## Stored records
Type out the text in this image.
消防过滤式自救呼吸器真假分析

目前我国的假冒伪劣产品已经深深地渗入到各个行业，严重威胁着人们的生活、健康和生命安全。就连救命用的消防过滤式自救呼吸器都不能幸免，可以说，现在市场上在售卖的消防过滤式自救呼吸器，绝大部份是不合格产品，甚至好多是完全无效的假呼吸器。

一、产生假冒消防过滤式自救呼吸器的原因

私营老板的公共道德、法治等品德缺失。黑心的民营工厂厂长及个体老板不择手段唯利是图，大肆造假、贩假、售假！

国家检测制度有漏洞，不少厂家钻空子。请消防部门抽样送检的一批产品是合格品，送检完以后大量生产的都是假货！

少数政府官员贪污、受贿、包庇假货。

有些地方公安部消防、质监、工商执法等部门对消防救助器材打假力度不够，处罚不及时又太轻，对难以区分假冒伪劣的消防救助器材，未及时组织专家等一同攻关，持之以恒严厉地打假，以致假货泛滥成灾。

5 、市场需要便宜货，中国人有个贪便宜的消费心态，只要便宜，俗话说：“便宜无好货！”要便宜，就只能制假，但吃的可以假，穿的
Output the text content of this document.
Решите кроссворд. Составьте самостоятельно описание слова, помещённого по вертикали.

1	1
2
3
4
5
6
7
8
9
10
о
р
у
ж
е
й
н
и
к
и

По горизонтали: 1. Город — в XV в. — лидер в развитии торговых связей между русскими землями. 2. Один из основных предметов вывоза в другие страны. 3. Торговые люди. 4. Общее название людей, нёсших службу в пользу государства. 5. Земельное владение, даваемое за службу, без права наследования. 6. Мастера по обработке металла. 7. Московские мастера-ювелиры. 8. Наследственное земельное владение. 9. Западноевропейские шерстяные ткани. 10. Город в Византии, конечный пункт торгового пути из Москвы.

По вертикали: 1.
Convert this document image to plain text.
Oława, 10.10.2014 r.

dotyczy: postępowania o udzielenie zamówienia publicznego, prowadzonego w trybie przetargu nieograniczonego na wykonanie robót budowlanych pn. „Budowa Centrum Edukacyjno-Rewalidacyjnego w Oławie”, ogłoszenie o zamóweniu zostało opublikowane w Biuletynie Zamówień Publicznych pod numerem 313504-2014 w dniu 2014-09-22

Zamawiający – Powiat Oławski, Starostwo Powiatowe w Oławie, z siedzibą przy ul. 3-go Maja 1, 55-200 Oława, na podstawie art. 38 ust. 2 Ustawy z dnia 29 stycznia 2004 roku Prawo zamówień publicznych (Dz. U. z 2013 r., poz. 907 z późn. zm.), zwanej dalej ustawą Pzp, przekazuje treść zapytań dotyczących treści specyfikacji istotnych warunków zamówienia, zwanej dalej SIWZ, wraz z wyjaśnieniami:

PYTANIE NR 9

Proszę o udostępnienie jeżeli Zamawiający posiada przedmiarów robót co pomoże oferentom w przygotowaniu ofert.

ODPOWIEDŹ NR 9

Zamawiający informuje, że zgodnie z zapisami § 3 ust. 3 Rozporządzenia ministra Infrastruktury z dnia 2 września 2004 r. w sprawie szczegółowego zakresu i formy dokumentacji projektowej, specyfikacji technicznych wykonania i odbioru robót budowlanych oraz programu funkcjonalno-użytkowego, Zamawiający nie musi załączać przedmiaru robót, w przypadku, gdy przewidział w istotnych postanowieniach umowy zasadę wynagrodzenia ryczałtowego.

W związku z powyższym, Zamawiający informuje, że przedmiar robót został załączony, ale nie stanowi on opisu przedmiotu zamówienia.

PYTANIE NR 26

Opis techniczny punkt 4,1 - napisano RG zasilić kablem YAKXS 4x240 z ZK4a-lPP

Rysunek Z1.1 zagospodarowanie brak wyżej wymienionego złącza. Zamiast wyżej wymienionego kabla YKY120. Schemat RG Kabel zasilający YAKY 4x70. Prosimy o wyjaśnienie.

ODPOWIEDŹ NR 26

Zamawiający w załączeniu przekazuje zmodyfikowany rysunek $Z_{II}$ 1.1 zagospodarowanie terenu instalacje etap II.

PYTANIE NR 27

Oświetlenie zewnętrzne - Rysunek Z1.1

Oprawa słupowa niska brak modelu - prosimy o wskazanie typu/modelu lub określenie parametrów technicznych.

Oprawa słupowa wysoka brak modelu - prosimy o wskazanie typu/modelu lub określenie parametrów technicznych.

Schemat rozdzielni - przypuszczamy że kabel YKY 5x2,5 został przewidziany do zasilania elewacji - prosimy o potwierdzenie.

## What you have to do
Produce an exact copy of the whole listing.

## Answer below
Type out the text in this image.
消防过滤式自救呼吸器真假分析

目前我国的假冒伪劣产品已经深深地渗入到各个行业，严重威胁着人们的生活、健康和生命安全。就连救命用的消防过滤式自救呼吸器都不能幸免，可以说，现在市场上在售卖的消防过滤式自救呼吸器，绝大部份是不合格产品，甚至好多是完全无效的假呼吸器。

一、产生假冒消防过滤式自救呼吸器的原因

私营老板的公共道德、法治等品德缺失。黑心的民营工厂厂长及个体老板不择手段唯利是图，大肆造假、贩假、售假！

国家检测制度有漏洞，不少厂家钻空子。请消防部门抽样送检的一批产品是合格品，送检完以后大量生产的都是假货！

少数政府官员贪污、受贿、包庇假货。

有些地方公安部消防、质监、工商执法等部门对消防救助器材打假力度不够，处罚不及时又太轻，对难以区分假冒伪劣的消防救助器材，未及时组织专家等一同攻关，持之以恒严厉地打假，以致假货泛滥成灾。

5 、市场需要便宜货，中国人有个贪便宜的消费心态，只要便宜，俗话说：“便宜无好货！”要便宜，就只能制假，但吃的可以假，穿的
Output the text content of this document.
Решите кроссворд. Составьте самостоятельно описание слова, помещённого по вертикали.

1	1
2
3
4
5
6
7
8
9
10
о
р
у
ж
е
й
н
и
к
и

По горизонтали: 1. Город — в XV в. — лидер в развитии торговых связей между русскими землями. 2. Один из основных предметов вывоза в другие страны. 3. Торговые люди. 4. Общее название людей, нёсших службу в пользу государства. 5. Земельное владение, даваемое за службу, без права наследования. 6. Мастера по обработке металла. 7. Московские мастера-ювелиры. 8. Наследственное земельное владение. 9. Западноевропейские шерстяные ткани. 10. Город в Византии, конечный пункт торгового пути из Москвы.

По вертикали: 1.
Convert this document image to plain text.
Oława, 10.10.2014 r.

dotyczy: postępowania o udzielenie zamówienia publicznego, prowadzonego w trybie przetargu nieograniczonego na wykonanie robót budowlanych pn. „Budowa Centrum Edukacyjno-Rewalidacyjnego w Oławie”, ogłoszenie o zamóweniu zostało opublikowane w Biuletynie Zamówień Publicznych pod numerem 313504-2014 w dniu 2014-09-22

Zamawiający – Powiat Oławski, Starostwo Powiatowe w Oławie, z siedzibą przy ul. 3-go Maja 1, 55-200 Oława, na podstawie art. 38 ust. 2 Ustawy z dnia 29 stycznia 2004 roku Prawo zamówień publicznych (Dz. U. z 2013 r., poz. 907 z późn. zm.), zwanej dalej ustawą Pzp, przekazuje treść zapytań dotyczących treści specyfikacji istotnych warunków zamówienia, zwanej dalej SIWZ, wraz z wyjaśnieniami:

PYTANIE NR 9

Proszę o udostępnienie jeżeli Zamawiający posiada przedmiarów robót co pomoże oferentom w przygotowaniu ofert.

ODPOWIEDŹ NR 9

Zamawiający informuje, że zgodnie z zapisami § 3 ust. 3 Rozporządzenia ministra Infrastruktury z dnia 2 września 2004 r. w sprawie szczegółowego zakresu i formy dokumentacji projektowej, specyfikacji technicznych wykonania i odbioru robót budowlanych oraz programu funkcjonalno-użytkowego, Zamawiający nie musi załączać przedmiaru robót, w przypadku, gdy przewidział w istotnych postanowieniach umowy zasadę wynagrodzenia ryczałtowego.

W związku z powyższym, Zamawiający informuje, że przedmiar robót został załączony, ale nie stanowi on opisu przedmiotu zamówienia.

PYTANIE NR 26

Opis techniczny punkt 4,1 - napisano RG zasilić kablem YAKXS 4x240 z ZK4a-lPP

Rysunek Z1.1 zagospodarowanie brak wyżej wymienionego złącza. Zamiast wyżej wymienionego kabla YKY120. Schemat RG Kabel zasilający YAKY 4x70. Prosimy o wyjaśnienie.

ODPOWIEDŹ NR 26

Zamawiający w załączeniu przekazuje zmodyfikowany rysunek $Z_{II}$ 1.1 zagospodarowanie terenu instalacje etap II.

PYTANIE NR 27

Oświetlenie zewnętrzne - Rysunek Z1.1

Oprawa słupowa niska brak modelu - prosimy o wskazanie typu/modelu lub określenie parametrów technicznych.

Oprawa słupowa wysoka brak modelu - prosimy o wskazanie typu/modelu lub określenie parametrów technicznych.

Schemat rozdzielni - przypuszczamy że kabel YKY 5x2,5 został przewidziany do zasilania elewacji - prosimy o potwierdzenie.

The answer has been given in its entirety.